• **Requirements**
Scan the entries below for the word "name". Copy each line that has it.

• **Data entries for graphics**
_ _ _ _ _ _ _

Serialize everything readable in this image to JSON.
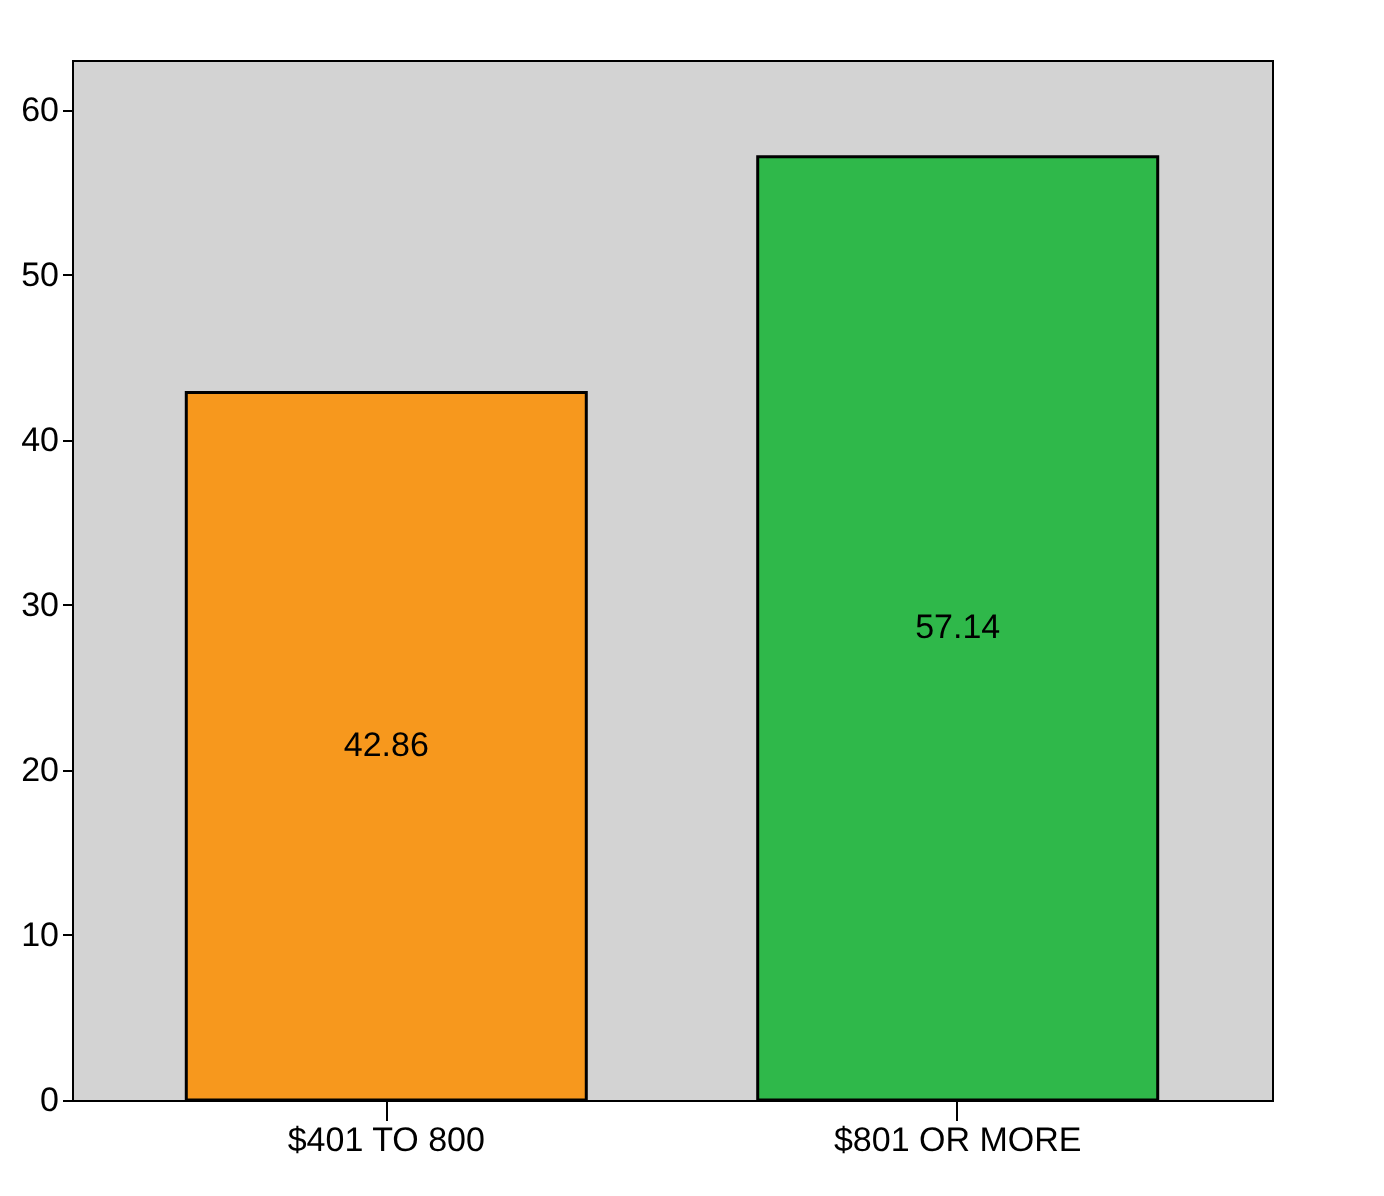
{
  "chart_data": {
    "type": "bar",
    "categories": [
      "$401 TO 800",
      "$801 OR MORE"
    ],
    "values": [
      42.86,
      57.14
    ],
    "colors": [
      "#f7981d",
      "#2fb84a"
    ],
    "ylim": [
      0,
      63
    ],
    "yticks": [
      0,
      10,
      20,
      30,
      40,
      50,
      60
    ],
    "grid": false,
    "data_labels": true
  }
}
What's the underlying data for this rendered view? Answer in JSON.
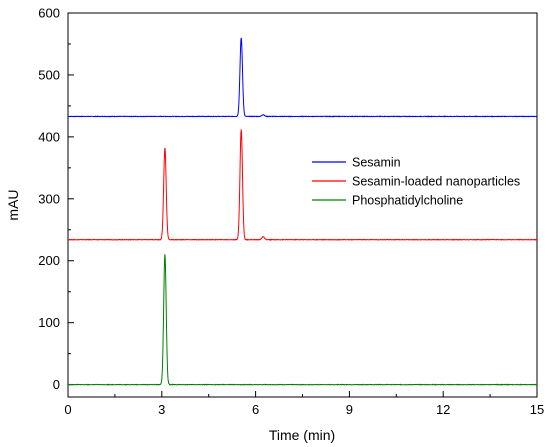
{
  "chart_data": {
    "type": "line",
    "title": "",
    "xlabel": "Time (min)",
    "ylabel": "mAU",
    "xlim": [
      0,
      15
    ],
    "ylim": [
      -20,
      600
    ],
    "x_ticks": [
      0,
      3,
      6,
      9,
      12,
      15
    ],
    "y_ticks": [
      0,
      100,
      200,
      300,
      400,
      500,
      600
    ],
    "grid": false,
    "legend_position": "right",
    "series": [
      {
        "name": "Sesamin",
        "color": "#0000ff",
        "baseline": 433,
        "peaks": [
          {
            "time": 5.54,
            "height": 560
          },
          {
            "time": 6.24,
            "height": 436
          }
        ]
      },
      {
        "name": "Sesamin-loaded nanoparticles",
        "color": "#ff0000",
        "baseline": 234,
        "peaks": [
          {
            "time": 3.1,
            "height": 382
          },
          {
            "time": 5.54,
            "height": 412
          },
          {
            "time": 6.24,
            "height": 239
          }
        ]
      },
      {
        "name": "Phosphatidylcholine",
        "color": "#008000",
        "baseline": 0,
        "peaks": [
          {
            "time": 3.1,
            "height": 210
          }
        ]
      }
    ]
  }
}
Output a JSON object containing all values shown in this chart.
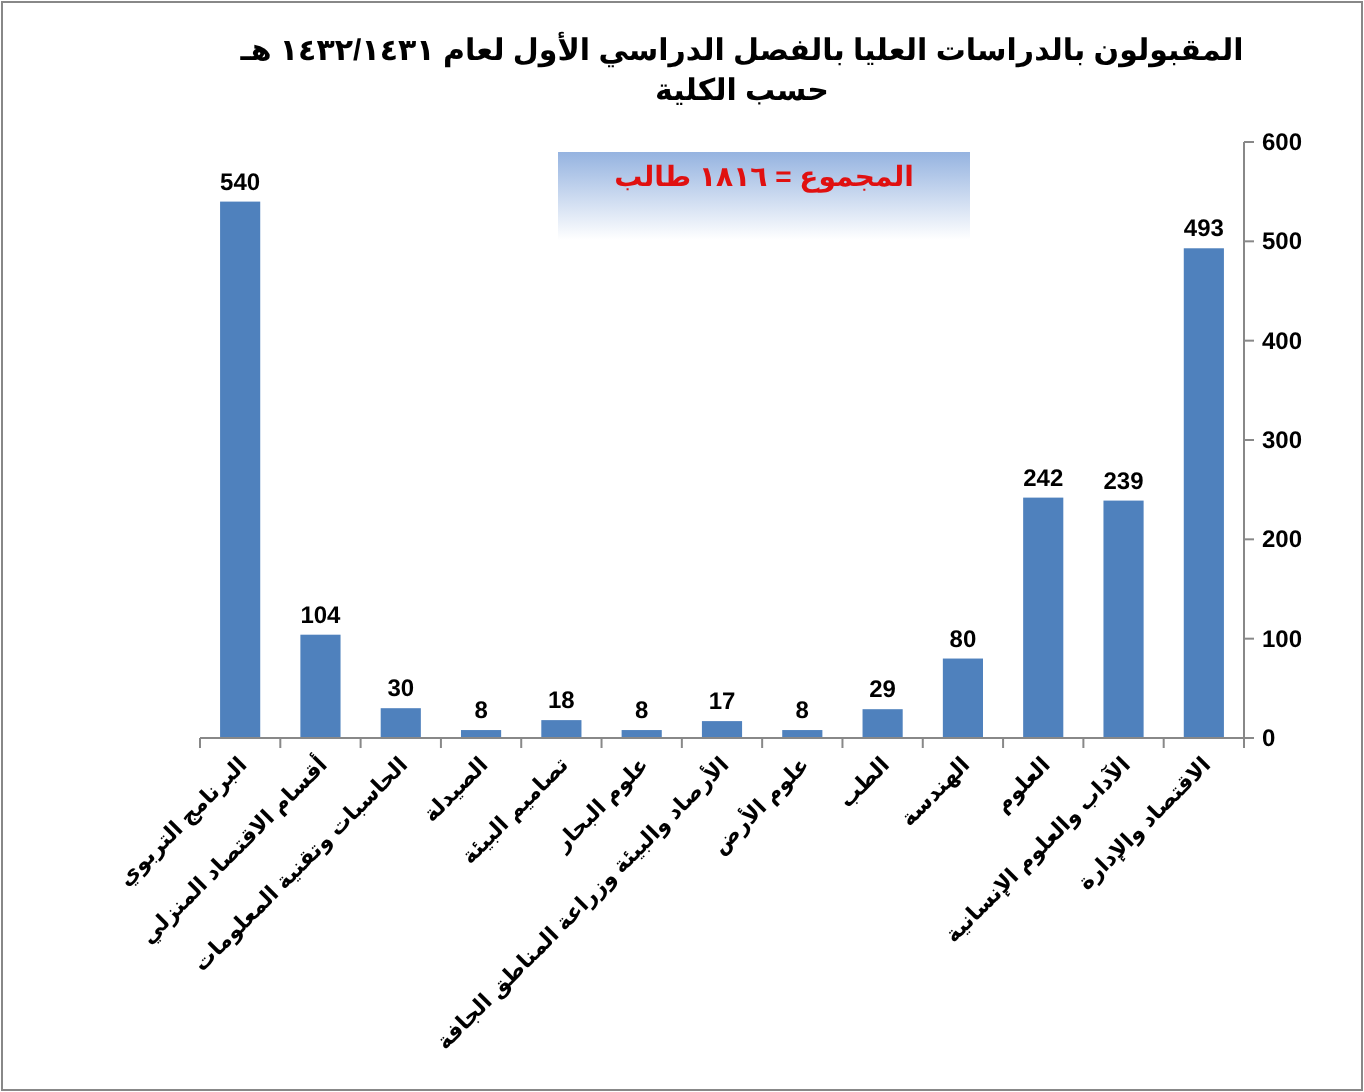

_ _ _ _ _ _ _

• **Correct response**
        "name": "Sesamin",
        "name": "Sesamin-loaded nanoparticles",
        "name": "Phosphatidylcholine",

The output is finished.